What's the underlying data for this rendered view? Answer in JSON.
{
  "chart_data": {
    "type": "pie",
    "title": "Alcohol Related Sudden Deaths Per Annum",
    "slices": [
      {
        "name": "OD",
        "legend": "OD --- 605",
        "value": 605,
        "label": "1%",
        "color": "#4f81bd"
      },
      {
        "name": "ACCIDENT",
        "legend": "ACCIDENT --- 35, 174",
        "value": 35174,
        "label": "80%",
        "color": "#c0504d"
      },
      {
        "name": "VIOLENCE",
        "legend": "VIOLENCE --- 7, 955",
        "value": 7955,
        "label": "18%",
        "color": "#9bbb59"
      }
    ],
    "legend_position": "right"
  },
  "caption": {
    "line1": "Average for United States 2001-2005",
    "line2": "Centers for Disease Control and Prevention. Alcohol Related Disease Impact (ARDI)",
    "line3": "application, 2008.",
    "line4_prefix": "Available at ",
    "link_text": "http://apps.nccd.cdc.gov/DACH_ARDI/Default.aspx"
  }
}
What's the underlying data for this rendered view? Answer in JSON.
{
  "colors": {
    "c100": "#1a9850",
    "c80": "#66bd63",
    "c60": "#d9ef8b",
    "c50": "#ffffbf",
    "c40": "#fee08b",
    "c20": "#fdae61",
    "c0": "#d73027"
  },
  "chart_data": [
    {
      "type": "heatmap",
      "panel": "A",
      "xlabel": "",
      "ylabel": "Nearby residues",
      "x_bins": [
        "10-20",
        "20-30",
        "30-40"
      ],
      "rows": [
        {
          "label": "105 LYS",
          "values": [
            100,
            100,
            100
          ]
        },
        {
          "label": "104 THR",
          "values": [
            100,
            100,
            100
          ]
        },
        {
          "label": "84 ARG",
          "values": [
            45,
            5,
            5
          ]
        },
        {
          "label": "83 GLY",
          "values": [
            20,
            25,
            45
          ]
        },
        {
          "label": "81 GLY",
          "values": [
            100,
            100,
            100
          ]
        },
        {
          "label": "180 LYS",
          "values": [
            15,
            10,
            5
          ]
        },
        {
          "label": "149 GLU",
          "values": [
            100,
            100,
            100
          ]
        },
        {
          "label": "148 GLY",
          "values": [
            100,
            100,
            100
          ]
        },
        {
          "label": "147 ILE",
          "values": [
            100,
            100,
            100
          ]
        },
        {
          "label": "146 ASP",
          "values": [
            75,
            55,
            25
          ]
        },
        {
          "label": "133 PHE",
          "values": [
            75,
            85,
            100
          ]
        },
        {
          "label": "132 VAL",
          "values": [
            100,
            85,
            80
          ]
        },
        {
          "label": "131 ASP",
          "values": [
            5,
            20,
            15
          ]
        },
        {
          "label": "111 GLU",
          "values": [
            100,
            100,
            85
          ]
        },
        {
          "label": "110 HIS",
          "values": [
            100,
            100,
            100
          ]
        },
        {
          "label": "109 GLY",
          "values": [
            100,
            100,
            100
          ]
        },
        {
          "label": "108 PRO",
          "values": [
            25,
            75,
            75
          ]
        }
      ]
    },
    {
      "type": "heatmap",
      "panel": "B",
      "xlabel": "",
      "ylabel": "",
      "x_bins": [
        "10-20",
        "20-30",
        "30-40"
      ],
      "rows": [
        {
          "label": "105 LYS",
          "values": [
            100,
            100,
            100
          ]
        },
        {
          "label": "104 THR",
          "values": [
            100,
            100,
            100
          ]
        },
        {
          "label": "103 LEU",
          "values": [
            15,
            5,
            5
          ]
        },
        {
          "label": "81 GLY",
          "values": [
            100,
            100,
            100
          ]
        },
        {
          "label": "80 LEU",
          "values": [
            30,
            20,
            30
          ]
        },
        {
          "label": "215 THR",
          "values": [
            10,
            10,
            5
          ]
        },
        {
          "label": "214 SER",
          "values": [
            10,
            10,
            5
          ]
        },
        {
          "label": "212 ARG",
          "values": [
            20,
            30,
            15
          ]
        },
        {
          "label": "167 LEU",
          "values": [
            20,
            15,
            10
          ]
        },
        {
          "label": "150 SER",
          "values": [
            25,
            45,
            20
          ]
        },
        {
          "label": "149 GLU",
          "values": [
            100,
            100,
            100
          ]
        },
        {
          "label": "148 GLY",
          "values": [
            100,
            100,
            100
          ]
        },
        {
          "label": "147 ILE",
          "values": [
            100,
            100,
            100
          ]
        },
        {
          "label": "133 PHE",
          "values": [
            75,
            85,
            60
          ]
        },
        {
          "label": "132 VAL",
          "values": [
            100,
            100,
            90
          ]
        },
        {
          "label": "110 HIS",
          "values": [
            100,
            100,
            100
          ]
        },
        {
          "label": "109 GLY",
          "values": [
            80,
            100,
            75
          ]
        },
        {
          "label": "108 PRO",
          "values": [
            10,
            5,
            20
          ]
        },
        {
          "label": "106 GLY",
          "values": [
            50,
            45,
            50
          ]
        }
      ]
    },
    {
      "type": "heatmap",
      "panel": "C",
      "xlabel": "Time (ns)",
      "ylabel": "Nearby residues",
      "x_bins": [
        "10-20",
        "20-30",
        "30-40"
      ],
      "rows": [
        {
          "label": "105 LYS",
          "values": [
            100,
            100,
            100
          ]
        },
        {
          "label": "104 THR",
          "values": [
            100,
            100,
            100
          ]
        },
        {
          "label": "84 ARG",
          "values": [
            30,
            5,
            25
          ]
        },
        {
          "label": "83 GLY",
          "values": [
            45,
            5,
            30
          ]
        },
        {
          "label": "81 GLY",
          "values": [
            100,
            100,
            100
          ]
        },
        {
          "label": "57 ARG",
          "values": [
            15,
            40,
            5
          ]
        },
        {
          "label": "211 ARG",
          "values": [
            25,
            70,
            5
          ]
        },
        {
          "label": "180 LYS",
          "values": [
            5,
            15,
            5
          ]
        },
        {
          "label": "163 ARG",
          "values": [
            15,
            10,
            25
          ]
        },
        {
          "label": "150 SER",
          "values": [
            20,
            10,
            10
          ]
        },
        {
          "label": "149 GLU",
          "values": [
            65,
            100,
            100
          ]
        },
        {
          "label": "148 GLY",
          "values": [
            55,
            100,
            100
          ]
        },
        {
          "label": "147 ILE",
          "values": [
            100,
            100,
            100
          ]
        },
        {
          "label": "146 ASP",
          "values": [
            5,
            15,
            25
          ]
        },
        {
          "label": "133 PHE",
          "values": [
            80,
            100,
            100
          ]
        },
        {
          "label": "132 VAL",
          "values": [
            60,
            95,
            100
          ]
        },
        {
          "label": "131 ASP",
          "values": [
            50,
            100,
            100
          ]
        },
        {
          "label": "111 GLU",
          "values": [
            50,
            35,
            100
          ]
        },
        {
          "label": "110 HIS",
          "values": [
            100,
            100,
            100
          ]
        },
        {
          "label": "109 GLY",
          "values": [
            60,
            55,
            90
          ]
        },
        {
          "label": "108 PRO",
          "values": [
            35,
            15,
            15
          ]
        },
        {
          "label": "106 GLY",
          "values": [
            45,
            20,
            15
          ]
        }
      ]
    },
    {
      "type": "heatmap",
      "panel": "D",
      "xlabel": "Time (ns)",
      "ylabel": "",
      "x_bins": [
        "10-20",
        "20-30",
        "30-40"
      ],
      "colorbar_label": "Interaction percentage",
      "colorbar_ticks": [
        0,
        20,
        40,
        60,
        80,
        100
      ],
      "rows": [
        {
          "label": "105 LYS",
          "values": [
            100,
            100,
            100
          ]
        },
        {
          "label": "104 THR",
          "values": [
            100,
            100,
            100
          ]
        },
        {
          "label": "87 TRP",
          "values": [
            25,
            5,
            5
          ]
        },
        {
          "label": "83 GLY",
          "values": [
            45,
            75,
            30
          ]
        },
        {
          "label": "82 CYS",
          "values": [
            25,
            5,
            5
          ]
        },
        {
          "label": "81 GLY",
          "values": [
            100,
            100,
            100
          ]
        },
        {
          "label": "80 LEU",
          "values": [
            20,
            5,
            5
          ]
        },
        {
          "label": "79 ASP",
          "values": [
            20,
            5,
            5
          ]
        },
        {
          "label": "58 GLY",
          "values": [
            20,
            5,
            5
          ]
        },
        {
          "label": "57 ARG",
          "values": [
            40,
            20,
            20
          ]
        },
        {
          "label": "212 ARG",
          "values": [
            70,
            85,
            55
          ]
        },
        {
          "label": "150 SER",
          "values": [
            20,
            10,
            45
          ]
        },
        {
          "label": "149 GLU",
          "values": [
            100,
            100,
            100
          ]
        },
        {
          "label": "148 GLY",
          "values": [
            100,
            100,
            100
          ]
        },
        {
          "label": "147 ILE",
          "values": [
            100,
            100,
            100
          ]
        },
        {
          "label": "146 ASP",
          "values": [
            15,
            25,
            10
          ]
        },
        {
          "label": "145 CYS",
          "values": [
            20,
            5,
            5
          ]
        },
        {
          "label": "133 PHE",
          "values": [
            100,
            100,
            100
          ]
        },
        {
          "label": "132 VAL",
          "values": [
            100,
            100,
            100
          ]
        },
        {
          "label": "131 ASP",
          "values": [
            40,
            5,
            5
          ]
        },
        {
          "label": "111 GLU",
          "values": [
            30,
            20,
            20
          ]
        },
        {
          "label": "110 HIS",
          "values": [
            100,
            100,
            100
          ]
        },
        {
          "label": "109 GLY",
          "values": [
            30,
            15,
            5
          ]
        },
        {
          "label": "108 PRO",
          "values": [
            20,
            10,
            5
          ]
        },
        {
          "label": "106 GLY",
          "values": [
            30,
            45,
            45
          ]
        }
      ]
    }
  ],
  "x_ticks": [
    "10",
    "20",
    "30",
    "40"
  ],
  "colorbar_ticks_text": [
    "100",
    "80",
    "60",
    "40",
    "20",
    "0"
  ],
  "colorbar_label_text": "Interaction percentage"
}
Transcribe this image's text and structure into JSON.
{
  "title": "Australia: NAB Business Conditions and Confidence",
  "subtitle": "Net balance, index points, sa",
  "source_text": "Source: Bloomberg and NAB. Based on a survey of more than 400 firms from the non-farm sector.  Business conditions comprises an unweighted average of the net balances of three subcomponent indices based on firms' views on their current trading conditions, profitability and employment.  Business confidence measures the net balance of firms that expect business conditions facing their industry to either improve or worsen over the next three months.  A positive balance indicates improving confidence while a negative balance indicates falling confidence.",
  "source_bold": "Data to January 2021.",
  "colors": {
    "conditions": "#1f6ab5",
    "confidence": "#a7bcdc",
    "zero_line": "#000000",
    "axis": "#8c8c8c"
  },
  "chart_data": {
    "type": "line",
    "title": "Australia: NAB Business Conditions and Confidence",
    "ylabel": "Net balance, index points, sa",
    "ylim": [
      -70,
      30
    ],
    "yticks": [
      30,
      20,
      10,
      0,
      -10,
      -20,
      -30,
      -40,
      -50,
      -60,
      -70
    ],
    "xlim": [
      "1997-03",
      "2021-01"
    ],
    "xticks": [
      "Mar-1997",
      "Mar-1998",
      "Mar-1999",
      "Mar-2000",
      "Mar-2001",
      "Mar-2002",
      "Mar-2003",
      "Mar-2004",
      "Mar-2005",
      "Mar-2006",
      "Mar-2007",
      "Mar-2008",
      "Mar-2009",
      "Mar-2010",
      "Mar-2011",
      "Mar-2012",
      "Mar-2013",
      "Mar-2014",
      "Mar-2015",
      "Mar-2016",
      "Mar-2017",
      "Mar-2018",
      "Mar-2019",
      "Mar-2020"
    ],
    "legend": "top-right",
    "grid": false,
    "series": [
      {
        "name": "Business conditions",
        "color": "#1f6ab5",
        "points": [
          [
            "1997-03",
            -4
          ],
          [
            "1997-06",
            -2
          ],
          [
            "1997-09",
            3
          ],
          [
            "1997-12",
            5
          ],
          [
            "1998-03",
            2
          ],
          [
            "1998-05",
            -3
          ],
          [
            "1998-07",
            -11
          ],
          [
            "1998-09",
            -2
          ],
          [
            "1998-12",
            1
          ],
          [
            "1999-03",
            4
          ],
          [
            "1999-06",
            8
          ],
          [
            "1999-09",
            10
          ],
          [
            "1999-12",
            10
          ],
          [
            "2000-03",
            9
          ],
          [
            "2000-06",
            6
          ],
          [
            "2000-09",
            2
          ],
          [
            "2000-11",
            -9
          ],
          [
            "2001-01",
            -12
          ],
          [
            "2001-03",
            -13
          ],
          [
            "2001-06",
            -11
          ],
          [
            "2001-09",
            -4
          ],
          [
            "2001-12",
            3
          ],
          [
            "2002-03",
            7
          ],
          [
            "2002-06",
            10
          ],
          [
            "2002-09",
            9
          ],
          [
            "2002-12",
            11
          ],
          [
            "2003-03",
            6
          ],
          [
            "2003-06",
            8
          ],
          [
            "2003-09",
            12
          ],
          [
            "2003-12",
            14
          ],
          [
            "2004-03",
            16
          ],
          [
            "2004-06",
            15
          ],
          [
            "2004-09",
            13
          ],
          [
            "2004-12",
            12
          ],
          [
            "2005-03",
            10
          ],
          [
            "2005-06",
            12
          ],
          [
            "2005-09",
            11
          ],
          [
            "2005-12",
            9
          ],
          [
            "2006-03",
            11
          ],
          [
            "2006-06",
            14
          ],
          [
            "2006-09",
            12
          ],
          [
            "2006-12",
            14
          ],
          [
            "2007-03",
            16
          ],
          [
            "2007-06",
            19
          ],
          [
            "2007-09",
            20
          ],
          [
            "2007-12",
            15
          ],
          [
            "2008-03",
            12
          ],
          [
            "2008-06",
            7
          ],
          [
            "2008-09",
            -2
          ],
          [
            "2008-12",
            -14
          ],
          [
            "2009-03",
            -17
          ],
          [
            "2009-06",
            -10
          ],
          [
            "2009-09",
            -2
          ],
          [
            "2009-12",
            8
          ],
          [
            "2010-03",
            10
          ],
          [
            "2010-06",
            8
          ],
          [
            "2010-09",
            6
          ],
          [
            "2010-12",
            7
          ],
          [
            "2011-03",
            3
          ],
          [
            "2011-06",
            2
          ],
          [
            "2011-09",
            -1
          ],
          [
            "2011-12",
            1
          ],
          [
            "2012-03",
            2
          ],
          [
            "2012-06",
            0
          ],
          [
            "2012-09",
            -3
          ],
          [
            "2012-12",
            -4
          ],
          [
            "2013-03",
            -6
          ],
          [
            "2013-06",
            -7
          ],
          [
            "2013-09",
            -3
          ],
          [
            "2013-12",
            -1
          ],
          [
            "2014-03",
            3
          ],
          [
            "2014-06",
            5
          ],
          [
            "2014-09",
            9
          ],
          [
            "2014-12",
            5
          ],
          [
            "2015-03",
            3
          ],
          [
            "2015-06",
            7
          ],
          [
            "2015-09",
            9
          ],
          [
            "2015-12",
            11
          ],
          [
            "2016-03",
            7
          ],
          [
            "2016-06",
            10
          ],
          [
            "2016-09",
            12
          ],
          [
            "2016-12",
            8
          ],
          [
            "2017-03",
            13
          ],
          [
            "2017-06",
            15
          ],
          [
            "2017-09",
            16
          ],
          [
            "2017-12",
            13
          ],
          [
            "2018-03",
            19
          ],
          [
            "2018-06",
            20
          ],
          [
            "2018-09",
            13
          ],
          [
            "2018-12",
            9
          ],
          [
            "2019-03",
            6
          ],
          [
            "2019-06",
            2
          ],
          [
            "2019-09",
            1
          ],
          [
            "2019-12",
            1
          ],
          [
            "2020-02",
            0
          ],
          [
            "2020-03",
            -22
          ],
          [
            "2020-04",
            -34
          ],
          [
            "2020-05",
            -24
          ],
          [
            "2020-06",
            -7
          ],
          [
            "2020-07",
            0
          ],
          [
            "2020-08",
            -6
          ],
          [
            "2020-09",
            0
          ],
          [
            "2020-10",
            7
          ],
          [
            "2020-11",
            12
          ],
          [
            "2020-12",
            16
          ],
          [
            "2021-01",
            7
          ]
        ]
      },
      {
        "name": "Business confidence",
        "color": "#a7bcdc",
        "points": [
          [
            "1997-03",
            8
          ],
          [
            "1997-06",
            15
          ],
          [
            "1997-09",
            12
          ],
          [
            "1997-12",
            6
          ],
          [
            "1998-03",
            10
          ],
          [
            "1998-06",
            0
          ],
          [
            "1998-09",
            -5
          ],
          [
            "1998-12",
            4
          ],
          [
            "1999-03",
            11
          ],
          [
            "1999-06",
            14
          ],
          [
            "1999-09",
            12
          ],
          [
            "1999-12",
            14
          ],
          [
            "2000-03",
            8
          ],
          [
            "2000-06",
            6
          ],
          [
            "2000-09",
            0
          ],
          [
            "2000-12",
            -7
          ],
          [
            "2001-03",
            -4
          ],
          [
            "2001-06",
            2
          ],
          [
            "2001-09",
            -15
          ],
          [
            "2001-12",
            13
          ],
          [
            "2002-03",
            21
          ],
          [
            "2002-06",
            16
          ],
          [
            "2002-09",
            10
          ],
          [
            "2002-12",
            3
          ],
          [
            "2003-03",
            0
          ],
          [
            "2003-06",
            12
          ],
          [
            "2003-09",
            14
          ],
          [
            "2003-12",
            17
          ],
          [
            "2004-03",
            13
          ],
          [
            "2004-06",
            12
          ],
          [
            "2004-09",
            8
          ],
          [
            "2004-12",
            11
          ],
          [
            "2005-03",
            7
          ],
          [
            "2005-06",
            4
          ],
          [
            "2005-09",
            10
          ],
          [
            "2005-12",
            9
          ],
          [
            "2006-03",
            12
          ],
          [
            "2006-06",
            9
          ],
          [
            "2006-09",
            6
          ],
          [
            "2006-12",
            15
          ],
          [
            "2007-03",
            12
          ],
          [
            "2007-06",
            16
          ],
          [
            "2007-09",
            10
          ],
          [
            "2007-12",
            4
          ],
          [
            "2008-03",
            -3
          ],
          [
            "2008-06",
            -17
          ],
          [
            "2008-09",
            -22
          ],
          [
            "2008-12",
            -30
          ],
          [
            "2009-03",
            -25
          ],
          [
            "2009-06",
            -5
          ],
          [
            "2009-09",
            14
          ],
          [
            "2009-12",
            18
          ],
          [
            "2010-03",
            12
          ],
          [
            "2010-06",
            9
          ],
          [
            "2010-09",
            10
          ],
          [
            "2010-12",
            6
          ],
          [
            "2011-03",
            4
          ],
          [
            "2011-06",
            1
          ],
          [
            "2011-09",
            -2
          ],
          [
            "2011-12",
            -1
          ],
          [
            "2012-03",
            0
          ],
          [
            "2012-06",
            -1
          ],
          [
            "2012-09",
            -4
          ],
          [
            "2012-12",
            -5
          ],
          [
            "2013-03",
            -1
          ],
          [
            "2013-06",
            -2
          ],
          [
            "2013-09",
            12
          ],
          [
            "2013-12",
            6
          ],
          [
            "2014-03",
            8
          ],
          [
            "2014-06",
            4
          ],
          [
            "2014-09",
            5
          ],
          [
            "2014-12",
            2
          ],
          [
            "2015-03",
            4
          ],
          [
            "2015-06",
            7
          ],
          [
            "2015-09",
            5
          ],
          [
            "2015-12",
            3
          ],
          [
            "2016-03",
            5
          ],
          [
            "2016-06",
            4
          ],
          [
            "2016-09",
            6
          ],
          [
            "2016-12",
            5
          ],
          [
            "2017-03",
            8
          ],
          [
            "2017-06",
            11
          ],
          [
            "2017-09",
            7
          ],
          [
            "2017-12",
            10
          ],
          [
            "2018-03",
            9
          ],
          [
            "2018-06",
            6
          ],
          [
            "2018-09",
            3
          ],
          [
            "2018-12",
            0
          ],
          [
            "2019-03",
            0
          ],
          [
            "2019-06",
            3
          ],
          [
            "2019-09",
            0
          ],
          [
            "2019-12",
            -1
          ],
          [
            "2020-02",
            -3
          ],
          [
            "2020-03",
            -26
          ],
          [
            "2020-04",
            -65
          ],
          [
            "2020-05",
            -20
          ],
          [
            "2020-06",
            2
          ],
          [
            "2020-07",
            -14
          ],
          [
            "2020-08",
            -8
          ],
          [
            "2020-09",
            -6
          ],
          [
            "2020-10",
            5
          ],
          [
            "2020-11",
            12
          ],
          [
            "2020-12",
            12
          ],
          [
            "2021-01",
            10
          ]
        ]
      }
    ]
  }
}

================================

▶ [The task]
Search the lines for the word "Related" and report how many contain it, by number only.

▶ [Task output]
2